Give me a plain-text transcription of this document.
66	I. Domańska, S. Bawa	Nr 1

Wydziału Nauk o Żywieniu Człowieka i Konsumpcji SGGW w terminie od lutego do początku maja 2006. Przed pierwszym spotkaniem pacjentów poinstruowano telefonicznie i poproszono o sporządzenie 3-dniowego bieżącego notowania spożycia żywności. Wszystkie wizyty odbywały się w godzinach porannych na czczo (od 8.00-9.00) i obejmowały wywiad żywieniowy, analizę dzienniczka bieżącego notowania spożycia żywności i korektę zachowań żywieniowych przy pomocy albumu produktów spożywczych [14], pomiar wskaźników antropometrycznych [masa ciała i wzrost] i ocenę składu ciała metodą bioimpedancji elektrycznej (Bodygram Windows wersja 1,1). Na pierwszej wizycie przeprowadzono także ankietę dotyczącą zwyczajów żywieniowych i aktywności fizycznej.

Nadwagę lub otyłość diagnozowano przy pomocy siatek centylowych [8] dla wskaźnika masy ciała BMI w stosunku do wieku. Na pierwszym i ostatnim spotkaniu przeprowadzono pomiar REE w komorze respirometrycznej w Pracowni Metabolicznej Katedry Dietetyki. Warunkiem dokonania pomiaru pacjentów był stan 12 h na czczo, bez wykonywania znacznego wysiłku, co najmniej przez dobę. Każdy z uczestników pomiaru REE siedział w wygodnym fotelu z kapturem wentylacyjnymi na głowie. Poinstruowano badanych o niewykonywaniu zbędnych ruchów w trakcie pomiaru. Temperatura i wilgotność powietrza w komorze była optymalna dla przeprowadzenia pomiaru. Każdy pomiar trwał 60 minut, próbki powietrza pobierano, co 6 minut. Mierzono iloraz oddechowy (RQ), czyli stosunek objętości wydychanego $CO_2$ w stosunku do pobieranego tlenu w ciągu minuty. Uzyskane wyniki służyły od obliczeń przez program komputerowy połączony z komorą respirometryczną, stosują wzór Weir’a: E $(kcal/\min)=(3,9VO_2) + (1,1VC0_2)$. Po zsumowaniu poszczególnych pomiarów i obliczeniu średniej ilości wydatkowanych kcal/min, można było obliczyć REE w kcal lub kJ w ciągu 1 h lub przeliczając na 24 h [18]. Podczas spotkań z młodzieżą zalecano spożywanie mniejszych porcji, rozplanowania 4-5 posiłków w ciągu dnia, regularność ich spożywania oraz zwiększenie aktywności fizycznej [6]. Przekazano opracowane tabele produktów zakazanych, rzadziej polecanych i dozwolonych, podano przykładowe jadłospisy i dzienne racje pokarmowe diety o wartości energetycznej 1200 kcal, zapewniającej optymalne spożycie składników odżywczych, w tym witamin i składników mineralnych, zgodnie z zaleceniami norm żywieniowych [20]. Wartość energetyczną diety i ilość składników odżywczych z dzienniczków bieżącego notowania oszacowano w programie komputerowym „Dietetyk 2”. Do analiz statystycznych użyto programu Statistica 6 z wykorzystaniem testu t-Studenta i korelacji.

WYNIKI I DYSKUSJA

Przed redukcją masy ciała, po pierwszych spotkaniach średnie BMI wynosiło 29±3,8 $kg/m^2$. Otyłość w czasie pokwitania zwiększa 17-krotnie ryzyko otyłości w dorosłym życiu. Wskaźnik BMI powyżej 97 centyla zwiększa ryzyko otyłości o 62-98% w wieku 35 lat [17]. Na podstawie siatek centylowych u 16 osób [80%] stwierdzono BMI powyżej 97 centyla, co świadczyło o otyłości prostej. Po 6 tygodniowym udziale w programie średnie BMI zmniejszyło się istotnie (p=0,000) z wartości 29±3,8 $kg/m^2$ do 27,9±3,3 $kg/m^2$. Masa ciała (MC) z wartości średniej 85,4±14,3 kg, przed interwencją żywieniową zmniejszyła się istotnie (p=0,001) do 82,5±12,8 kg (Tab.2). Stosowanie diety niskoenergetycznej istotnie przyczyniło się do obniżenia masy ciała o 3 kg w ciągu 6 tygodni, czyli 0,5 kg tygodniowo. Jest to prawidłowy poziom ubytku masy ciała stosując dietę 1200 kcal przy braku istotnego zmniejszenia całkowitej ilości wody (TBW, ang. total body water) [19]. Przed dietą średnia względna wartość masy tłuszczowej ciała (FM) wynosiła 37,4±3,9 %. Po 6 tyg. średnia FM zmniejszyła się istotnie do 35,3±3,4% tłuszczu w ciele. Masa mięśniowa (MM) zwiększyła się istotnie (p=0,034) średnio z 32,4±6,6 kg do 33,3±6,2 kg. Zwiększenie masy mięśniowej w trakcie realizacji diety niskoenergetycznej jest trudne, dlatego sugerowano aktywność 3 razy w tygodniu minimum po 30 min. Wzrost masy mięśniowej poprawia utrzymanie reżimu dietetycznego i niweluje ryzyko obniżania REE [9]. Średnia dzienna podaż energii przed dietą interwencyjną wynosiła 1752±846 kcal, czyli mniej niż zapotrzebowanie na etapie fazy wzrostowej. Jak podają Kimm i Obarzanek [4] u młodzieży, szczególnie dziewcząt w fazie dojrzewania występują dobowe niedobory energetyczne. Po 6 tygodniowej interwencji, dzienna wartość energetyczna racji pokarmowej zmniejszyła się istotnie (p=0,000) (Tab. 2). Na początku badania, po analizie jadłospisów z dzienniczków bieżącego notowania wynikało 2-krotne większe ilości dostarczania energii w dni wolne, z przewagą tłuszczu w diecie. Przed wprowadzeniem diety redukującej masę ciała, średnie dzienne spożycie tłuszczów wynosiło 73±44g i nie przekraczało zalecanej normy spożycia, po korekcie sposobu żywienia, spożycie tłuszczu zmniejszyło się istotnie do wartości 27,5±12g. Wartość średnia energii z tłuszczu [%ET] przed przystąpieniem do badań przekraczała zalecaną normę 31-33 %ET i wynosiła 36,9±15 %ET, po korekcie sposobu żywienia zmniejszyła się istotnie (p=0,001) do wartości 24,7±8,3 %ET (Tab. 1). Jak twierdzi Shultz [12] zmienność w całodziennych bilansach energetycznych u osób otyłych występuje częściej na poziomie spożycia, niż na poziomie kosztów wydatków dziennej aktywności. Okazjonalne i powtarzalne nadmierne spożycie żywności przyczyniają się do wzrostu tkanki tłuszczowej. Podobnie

::::::::::

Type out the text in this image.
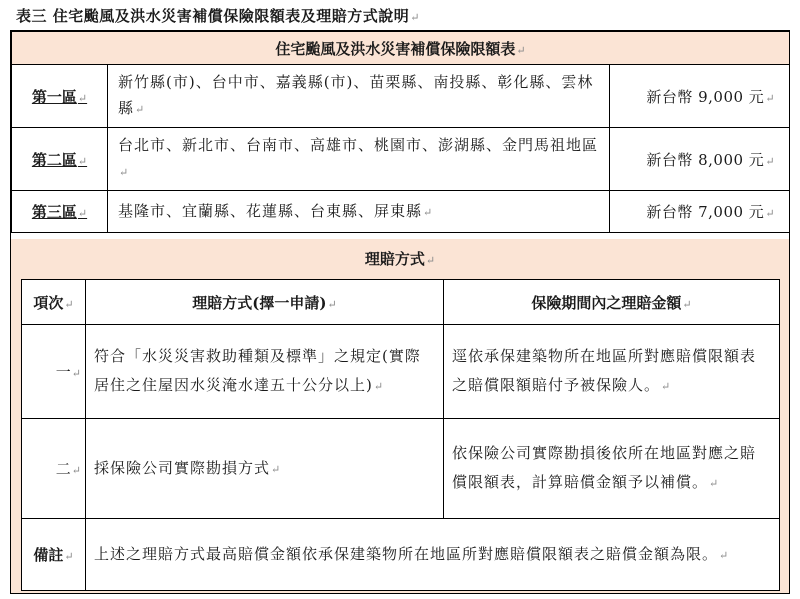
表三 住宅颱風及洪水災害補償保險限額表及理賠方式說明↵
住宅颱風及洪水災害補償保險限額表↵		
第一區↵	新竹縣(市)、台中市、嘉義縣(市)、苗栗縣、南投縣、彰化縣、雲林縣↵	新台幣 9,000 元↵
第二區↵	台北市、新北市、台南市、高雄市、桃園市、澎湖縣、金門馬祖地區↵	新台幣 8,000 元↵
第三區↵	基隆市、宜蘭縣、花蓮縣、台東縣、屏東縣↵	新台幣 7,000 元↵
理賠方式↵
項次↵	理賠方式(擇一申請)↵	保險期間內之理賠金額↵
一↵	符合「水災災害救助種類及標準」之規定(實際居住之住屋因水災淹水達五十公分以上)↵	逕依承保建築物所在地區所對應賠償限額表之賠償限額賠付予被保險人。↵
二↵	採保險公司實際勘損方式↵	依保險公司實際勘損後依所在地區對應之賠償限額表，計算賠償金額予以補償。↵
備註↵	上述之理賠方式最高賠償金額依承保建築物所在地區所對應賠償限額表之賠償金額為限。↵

::::::::::

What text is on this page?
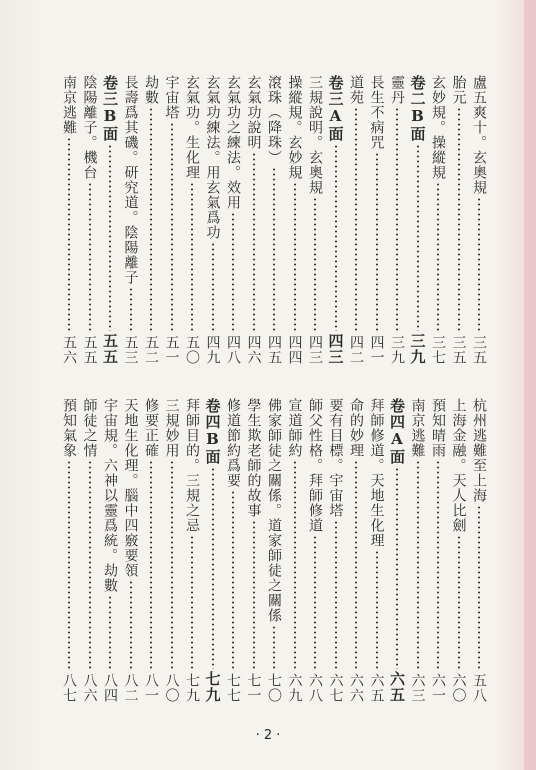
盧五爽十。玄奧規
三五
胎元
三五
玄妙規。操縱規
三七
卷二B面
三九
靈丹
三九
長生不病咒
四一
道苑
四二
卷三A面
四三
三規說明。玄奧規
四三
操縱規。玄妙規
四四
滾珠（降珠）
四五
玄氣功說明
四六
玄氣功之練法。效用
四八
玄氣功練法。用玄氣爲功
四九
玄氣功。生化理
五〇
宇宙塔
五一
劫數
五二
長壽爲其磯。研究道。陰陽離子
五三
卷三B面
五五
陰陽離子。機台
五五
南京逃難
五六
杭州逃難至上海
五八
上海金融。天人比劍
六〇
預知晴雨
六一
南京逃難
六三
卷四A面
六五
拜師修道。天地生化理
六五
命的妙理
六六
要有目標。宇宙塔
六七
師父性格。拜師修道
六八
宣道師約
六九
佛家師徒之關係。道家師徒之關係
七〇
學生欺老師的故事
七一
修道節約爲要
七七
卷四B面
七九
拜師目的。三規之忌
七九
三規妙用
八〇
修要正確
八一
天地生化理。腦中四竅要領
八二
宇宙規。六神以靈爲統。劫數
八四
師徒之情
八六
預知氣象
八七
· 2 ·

::::::::::

EXERCISE DETAILS »
Copy each line from the records above that includes the string "text".

TASK OUTPUT »
Give me a plain-text transcription of this document.
Type out the text in this image.
What text is on this page?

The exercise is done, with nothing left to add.